Data excerpts
.....

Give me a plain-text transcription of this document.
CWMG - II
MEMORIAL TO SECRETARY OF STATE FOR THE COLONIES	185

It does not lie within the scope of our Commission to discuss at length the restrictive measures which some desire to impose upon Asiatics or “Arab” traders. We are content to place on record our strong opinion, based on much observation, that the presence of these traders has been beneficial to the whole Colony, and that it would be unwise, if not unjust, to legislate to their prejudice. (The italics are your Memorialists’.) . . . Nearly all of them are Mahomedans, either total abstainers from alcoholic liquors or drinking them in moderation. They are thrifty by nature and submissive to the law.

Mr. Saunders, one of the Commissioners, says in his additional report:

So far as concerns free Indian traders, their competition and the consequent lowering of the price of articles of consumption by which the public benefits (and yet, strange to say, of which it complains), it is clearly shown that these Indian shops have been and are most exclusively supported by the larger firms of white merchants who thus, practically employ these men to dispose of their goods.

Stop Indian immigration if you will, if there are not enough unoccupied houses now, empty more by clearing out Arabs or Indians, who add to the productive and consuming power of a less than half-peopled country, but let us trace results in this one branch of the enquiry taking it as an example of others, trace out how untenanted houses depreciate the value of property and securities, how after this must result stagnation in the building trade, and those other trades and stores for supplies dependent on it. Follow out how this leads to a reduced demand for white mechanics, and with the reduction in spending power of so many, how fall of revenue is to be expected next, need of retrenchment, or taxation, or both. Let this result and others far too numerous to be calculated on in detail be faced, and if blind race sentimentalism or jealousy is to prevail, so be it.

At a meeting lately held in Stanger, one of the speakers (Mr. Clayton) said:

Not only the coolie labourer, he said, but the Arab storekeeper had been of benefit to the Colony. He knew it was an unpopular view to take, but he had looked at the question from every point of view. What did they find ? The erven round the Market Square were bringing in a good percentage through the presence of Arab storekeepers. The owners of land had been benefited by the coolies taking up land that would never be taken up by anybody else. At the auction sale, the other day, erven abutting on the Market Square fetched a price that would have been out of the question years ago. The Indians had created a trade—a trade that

.....

## Exercise directions
Scan the material above. Extract every line in which the word "Indians" occurs.

## Solution
Stop Indian immigration if you will, if there are not enough unoccupied houses now, empty more by clearing out Arabs or Indians, who add to the productive and consuming power of a less than half-peopled country, but let us trace results in this one branch of the enquiry taking it as an example of others, trace out how untenanted houses depreciate the value of property and securities, how after this must result stagnation in the building trade, and those other trades and stores for supplies dependent on it. Follow out how this leads to a reduced demand for white mechanics, and with the reduction in spending power of so many, how fall of revenue is to be expected next, need of retrenchment, or taxation, or both. Let this result and others far too numerous to be calculated on in detail be faced, and if blind race sentimentalism or jealousy is to prevail, so be it.
Not only the coolie labourer, he said, but the Arab storekeeper had been of benefit to the Colony. He knew it was an unpopular view to take, but he had looked at the question from every point of view. What did they find ? The erven round the Market Square were bringing in a good percentage through the presence of Arab storekeepers. The owners of land had been benefited by the coolies taking up land that would never be taken up by anybody else. At the auction sale, the other day, erven abutting on the Market Square fetched a price that would have been out of the question years ago. The Indians had created a trade—a trade that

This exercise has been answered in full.